EXTRACTED RECORDS —
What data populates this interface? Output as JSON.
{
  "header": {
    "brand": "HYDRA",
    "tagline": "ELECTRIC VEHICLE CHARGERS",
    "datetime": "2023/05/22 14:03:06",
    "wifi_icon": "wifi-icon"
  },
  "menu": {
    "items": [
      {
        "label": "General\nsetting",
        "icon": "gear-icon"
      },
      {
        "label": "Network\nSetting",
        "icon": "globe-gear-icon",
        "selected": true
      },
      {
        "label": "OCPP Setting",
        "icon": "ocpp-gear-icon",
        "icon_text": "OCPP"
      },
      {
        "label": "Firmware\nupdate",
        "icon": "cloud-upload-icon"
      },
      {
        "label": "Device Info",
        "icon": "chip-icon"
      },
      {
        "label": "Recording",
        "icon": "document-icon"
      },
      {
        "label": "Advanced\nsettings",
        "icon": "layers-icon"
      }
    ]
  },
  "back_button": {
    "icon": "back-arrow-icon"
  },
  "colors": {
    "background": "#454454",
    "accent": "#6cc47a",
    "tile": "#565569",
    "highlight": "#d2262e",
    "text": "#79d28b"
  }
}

EXERCISE — Write out the entries in full, exactly as given.

FULL ANSWER —
What data populates this interface? Output as JSON.
{
  "header": {
    "brand": "HYDRA",
    "tagline": "ELECTRIC VEHICLE CHARGERS",
    "datetime": "2023/05/22 14:03:06",
    "wifi_icon": "wifi-icon"
  },
  "menu": {
    "items": [
      {
        "label": "General\nsetting",
        "icon": "gear-icon"
      },
      {
        "label": "Network\nSetting",
        "icon": "globe-gear-icon",
        "selected": true
      },
      {
        "label": "OCPP Setting",
        "icon": "ocpp-gear-icon",
        "icon_text": "OCPP"
      },
      {
        "label": "Firmware\nupdate",
        "icon": "cloud-upload-icon"
      },
      {
        "label": "Device Info",
        "icon": "chip-icon"
      },
      {
        "label": "Recording",
        "icon": "document-icon"
      },
      {
        "label": "Advanced\nsettings",
        "icon": "layers-icon"
      }
    ]
  },
  "back_button": {
    "icon": "back-arrow-icon"
  },
  "colors": {
    "background": "#454454",
    "accent": "#6cc47a",
    "tile": "#565569",
    "highlight": "#d2262e",
    "text": "#79d28b"
  }
}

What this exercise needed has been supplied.